Task: Go through the material below and copy each line where the word "semi" appears.

Material for this task:

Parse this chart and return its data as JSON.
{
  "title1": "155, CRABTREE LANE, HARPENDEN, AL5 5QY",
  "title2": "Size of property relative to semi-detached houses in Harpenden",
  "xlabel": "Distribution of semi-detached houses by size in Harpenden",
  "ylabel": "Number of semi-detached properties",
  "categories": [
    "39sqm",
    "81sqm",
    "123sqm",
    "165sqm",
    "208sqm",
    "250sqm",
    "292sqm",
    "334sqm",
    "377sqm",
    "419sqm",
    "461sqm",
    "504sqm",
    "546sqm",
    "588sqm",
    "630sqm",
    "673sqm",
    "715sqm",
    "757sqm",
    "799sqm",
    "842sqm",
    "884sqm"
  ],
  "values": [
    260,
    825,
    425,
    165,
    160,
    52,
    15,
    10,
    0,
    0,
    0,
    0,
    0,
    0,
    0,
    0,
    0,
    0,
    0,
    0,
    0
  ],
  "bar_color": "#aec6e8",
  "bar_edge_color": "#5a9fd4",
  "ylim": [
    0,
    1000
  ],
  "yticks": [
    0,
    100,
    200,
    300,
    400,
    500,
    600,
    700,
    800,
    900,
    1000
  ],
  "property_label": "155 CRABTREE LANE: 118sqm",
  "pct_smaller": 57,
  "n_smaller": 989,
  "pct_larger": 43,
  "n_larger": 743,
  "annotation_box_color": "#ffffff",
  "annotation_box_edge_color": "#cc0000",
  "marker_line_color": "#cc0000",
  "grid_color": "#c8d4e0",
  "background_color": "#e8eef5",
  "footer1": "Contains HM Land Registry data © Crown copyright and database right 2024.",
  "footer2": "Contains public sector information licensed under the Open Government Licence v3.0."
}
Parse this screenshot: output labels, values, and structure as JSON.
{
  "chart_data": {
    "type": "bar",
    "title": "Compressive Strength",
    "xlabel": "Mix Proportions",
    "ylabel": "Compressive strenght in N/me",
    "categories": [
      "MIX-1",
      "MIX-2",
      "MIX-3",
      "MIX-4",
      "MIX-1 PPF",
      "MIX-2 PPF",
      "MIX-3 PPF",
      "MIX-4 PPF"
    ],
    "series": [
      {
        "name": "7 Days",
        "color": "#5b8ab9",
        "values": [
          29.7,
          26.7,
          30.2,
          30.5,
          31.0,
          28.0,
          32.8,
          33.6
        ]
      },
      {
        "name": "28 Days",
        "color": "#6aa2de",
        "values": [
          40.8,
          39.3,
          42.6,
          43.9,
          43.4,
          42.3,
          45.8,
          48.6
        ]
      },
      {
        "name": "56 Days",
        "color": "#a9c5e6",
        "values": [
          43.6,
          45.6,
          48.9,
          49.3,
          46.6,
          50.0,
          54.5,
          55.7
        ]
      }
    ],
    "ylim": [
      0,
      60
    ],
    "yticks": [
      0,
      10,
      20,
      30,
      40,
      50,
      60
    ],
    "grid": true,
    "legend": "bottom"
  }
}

Answer:
  "title2": "Size of property relative to semi-detached houses in Harpenden",
  "xlabel": "Distribution of semi-detached houses by size in Harpenden",
  "ylabel": "Number of semi-detached properties",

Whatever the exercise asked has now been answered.